Say how many lines of these entries include the word "Adapter", and answer with the number alone.

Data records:
__________________________________________________

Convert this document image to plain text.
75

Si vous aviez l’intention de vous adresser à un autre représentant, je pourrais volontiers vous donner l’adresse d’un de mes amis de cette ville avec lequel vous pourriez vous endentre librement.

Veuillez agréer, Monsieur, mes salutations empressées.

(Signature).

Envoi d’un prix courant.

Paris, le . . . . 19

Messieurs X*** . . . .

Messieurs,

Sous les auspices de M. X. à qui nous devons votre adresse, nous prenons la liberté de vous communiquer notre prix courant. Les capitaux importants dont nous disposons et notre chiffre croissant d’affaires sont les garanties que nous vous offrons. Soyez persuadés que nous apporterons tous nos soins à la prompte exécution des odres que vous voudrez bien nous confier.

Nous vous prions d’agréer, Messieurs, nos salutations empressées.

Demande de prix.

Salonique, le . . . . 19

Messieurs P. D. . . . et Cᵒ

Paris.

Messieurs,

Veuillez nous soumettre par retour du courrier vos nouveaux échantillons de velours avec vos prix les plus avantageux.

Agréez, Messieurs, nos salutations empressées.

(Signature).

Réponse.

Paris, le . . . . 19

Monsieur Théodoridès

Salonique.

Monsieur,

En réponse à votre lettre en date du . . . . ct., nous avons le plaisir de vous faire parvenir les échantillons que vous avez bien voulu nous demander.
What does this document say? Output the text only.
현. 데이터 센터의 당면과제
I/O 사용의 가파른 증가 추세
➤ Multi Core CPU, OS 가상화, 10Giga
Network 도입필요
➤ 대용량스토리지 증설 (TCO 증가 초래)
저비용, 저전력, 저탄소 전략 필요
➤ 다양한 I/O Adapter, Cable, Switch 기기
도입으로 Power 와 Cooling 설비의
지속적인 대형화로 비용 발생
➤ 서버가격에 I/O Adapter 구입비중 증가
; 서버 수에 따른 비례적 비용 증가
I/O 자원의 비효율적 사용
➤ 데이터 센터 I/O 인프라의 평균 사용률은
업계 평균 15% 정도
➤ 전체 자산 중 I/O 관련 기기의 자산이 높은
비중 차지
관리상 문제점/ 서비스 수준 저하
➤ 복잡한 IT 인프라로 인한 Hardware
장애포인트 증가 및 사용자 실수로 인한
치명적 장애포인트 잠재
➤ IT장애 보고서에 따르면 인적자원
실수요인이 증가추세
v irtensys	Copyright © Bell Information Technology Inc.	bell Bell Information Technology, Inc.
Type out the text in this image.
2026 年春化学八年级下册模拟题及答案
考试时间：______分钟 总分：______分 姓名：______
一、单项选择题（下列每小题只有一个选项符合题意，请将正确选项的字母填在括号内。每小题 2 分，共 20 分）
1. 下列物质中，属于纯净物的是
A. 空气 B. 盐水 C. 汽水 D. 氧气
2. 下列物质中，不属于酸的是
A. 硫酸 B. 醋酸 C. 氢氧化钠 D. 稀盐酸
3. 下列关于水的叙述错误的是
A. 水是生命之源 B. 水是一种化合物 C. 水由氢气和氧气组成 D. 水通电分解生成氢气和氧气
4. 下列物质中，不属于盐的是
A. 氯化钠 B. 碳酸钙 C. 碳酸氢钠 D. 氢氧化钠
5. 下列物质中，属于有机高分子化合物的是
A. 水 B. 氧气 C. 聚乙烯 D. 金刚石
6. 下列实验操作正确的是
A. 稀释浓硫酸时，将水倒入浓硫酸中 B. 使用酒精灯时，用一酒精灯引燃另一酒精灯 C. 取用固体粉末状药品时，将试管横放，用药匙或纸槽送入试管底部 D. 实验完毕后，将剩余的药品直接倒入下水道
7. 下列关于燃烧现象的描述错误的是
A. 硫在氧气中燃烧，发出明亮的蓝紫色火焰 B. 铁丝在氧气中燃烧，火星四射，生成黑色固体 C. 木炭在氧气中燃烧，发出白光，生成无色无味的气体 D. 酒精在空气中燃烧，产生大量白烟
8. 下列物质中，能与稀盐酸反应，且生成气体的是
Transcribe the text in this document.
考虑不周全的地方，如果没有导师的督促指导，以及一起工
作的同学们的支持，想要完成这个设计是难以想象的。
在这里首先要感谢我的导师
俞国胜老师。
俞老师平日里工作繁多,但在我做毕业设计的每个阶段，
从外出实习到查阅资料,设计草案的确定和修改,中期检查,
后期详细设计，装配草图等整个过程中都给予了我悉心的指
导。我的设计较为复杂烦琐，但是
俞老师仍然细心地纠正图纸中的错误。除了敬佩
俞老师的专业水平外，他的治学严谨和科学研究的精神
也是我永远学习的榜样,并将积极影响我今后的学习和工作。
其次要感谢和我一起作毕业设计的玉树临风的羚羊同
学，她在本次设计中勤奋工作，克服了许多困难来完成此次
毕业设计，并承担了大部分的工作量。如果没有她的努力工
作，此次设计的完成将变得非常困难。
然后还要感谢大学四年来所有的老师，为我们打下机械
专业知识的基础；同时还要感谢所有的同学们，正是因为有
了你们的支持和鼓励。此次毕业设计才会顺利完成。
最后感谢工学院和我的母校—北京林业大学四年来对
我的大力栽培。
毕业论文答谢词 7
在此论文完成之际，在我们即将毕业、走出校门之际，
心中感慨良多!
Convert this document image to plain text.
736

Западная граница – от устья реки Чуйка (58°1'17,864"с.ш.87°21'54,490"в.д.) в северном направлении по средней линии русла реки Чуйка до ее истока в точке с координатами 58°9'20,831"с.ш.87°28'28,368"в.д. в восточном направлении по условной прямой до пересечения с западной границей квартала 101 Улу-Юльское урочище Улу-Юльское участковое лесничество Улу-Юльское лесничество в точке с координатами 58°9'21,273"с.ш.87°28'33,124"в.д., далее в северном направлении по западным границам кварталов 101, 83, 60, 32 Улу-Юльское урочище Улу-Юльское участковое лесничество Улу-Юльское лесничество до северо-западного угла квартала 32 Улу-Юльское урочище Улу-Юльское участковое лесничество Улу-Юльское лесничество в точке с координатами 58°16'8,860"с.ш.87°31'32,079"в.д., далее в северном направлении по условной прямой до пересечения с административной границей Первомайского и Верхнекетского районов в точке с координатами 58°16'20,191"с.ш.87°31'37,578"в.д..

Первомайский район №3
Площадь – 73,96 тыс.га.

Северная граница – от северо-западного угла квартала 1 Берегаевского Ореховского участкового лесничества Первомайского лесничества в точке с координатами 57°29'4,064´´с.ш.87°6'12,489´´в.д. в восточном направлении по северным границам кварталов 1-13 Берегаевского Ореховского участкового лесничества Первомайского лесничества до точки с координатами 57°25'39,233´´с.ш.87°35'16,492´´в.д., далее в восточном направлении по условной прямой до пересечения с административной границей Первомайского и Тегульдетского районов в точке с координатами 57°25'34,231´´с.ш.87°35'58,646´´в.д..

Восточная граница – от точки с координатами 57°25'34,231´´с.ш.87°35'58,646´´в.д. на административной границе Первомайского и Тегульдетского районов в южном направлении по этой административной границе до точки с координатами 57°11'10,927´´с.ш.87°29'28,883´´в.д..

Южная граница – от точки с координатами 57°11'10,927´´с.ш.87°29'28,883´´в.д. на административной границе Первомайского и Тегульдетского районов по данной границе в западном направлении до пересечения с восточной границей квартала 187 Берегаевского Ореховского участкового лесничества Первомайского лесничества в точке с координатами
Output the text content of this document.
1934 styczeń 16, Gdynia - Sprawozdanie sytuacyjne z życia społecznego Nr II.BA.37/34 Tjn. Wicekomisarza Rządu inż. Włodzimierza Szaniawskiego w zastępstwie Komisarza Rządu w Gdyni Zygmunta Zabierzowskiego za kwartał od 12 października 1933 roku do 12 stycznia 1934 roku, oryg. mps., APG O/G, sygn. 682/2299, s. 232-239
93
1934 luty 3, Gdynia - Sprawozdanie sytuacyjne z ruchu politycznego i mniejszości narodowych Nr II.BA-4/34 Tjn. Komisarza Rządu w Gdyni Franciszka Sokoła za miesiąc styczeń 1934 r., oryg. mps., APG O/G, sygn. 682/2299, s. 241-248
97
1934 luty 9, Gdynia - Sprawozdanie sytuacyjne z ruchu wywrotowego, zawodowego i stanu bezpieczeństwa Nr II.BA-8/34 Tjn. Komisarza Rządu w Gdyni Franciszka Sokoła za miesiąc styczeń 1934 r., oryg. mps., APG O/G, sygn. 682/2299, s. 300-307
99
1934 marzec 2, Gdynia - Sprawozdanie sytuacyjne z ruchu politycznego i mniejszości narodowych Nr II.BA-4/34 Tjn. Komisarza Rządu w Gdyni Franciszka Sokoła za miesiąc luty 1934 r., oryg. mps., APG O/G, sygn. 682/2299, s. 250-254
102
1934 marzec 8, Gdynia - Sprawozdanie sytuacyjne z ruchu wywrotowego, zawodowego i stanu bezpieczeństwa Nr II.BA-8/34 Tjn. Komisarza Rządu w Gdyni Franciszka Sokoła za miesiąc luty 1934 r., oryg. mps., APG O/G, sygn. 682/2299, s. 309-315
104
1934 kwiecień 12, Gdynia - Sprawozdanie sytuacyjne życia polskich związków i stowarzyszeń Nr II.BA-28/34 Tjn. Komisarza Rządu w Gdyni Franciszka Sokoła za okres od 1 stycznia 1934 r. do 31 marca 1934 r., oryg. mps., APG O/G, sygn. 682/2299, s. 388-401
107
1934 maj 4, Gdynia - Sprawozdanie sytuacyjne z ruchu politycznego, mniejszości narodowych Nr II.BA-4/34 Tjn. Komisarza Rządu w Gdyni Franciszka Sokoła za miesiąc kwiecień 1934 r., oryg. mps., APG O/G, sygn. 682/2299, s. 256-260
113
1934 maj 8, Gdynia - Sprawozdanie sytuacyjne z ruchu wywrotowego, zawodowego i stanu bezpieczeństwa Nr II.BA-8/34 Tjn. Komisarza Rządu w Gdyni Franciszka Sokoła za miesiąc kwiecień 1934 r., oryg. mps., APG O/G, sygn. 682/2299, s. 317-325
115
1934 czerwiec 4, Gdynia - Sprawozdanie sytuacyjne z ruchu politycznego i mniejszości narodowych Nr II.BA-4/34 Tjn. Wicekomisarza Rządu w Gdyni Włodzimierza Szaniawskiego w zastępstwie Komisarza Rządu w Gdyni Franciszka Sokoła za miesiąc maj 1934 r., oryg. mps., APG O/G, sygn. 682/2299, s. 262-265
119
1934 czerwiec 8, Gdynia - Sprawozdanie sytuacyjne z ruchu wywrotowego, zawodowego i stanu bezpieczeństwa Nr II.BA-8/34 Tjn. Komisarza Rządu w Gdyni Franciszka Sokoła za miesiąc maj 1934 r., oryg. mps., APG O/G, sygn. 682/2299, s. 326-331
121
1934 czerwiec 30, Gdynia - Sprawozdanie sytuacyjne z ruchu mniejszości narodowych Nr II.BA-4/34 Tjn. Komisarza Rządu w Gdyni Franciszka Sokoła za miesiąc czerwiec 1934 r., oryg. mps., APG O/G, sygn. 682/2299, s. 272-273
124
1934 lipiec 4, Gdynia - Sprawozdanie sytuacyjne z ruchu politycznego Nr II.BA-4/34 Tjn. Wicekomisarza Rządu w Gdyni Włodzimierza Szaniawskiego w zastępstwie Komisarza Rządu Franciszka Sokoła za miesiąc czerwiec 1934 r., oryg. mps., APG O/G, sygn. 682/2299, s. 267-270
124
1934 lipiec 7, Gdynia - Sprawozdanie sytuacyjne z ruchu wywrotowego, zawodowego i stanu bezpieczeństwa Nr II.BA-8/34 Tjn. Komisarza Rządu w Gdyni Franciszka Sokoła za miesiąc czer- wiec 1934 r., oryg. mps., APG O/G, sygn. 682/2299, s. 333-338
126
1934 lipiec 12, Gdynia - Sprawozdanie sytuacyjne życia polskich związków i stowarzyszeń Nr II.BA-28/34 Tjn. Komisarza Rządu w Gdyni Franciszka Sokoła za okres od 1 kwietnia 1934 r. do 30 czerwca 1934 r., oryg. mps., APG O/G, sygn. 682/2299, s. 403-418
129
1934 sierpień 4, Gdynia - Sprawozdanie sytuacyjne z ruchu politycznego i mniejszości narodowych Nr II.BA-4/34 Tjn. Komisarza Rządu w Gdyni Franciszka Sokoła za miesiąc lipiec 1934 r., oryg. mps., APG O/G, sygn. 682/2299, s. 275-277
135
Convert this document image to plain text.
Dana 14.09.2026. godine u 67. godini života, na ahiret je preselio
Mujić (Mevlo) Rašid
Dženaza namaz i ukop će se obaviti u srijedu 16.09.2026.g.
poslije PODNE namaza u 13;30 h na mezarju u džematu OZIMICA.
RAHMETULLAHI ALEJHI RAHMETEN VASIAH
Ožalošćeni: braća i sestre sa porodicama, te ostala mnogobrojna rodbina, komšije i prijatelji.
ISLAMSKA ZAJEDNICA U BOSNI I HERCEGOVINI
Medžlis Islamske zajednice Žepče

__________________________________________________

**Answer to this exercise:** 2